## EXERCISE TASK
List each line holding the string "requested".

## Data excerpts
▬▬▬▬▬▬

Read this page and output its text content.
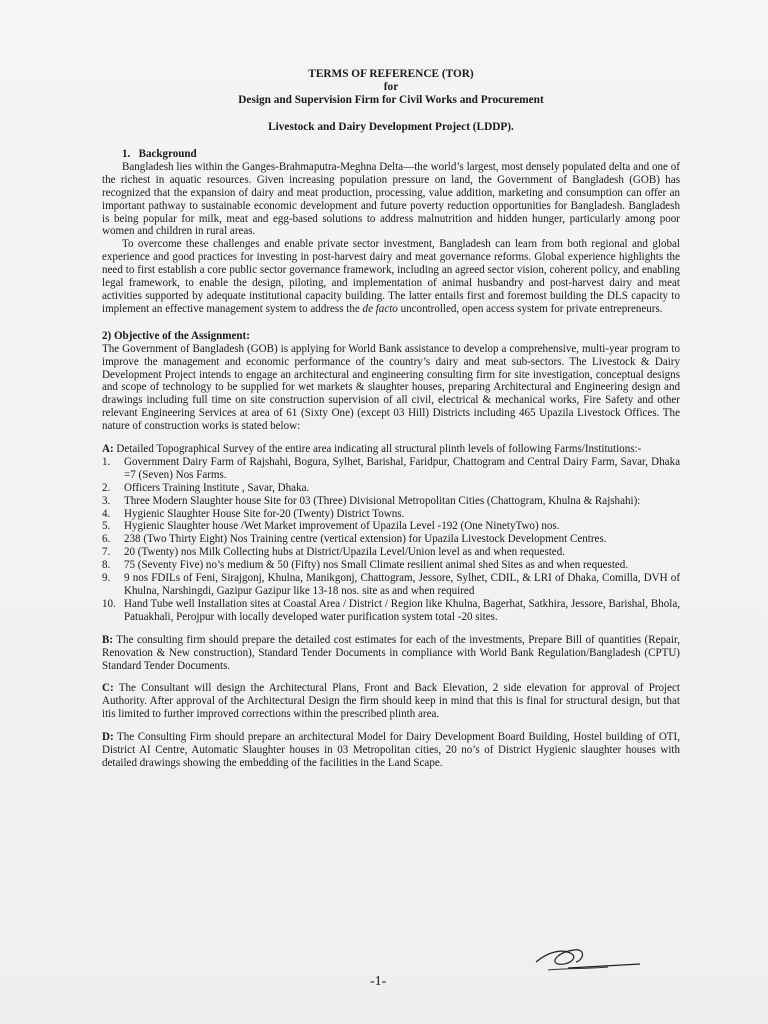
TERMS OF REFERENCE (TOR)

for

Design and Supervision Firm for Civil Works and Procurement

Livestock and Dairy Development Project (LDDP).

1.   Background

Bangladesh lies within the Ganges-Brahmaputra-Meghna Delta—the world’s largest, most densely populated delta and one of the richest in aquatic resources. Given increasing population pressure on land, the Government of Bangladesh (GOB) has recognized that the expansion of dairy and meat production, processing, value addition, marketing and consumption can offer an important pathway to sustainable economic development and future poverty reduction opportunities for Bangladesh. Bangladesh is being popular for milk, meat and egg-based solutions to address malnutrition and hidden hunger, particularly among poor women and children in rural areas.

To overcome these challenges and enable private sector investment, Bangladesh can learn from both regional and global experience and good practices for investing in post-harvest dairy and meat governance reforms. Global experience highlights the need to first establish a core public sector governance framework, including an agreed sector vision, coherent policy, and enabling legal framework, to enable the design, piloting, and implementation of animal husbandry and post-harvest dairy and meat activities supported by adequate institutional capacity building. The latter entails first and foremost building the DLS capacity to implement an effective management system to address the de facto uncontrolled, open access system for private entrepreneurs.

2) Objective of the Assignment:

The Government of Bangladesh (GOB) is applying for World Bank assistance to develop a comprehensive, multi-year program to improve the management and economic performance of the country’s dairy and meat sub-sectors. The Livestock & Dairy Development Project intends to engage an architectural and engineering consulting firm for site investigation, conceptual designs and scope of technology to be supplied for wet markets & slaughter houses, preparing Architectural and Engineering design and drawings including full time on site construction supervision of all civil, electrical & mechanical works, Fire Safety and other relevant Engineering Services at area of 61 (Sixty One) (except 03 Hill) Districts including 465 Upazila Livestock Offices. The nature of construction works is stated below:

A: Detailed Topographical Survey of the entire area indicating all structural plinth levels of following Farms/Institutions:-

1.	Government Dairy Farm of Rajshahi, Bogura, Sylhet, Barishal, Faridpur, Chattogram and Central Dairy Farm, Savar, Dhaka =7 (Seven) Nos Farms.
2.	Officers Training Institute , Savar, Dhaka.
3.	Three Modern Slaughter house Site for 03 (Three) Divisional Metropolitan Cities (Chattogram, Khulna & Rajshahi):
4.	Hygienic Slaughter House Site for-20 (Twenty) District Towns.
5.	Hygienic Slaughter house /Wet Market improvement of Upazila Level -192 (One NinetyTwo) nos.
6.	238 (Two Thirty Eight) Nos Training centre (vertical extension) for Upazila Livestock Development Centres.
7.	20 (Twenty) nos Milk Collecting hubs at District/Upazila Level/Union level as and when requested.
8.	75 (Seventy Five) no’s medium & 50 (Fifty) nos Small Climate resilient animal shed Sites as and when requested.
9.	9 nos FDILs of Feni, Sirajgonj, Khulna, Manikgonj, Chattogram, Jessore, Sylhet, CDIL, & LRI of Dhaka, Comilla, DVH of Khulna, Narshingdi, Gazipur Gazipur like 13-18 nos. site as and when required
10. Hand Tube well Installation sites at Coastal Area / District / Region like Khulna, Bagerhat, Satkhira, Jessore, Barishal, Bhola, Patuakhali, Perojpur with locally developed water purification system total -20 sites.

B: The consulting firm should prepare the detailed cost estimates for each of the investments, Prepare Bill of quantities (Repair, Renovation & New construction), Standard Tender Documents in compliance with World Bank Regulation/Bangladesh (CPTU) Standard Tender Documents.

C: The Consultant will design the Architectural Plans, Front and Back Elevation, 2 side elevation for approval of Project Authority. After approval of the Architectural Design the firm should keep in mind that this is final for structural design, but that itis limited to further improved corrections within the prescribed plinth area.

D: The Consulting Firm should prepare an architectural Model for Dairy Development Board Building, Hostel building of OTI, District AI Centre, Automatic Slaughter houses in 03 Metropolitan cities, 20 no’s of District Hygienic slaughter houses with detailed drawings showing the embedding of the facilities in the Land Scape.

-1-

▬▬▬▬▬▬

## TASK ANSWER
7.	20 (Twenty) nos Milk Collecting hubs at District/Upazila Level/Union level as and when requested.
8.	75 (Seventy Five) no’s medium & 50 (Fifty) nos Small Climate resilient animal shed Sites as and when requested.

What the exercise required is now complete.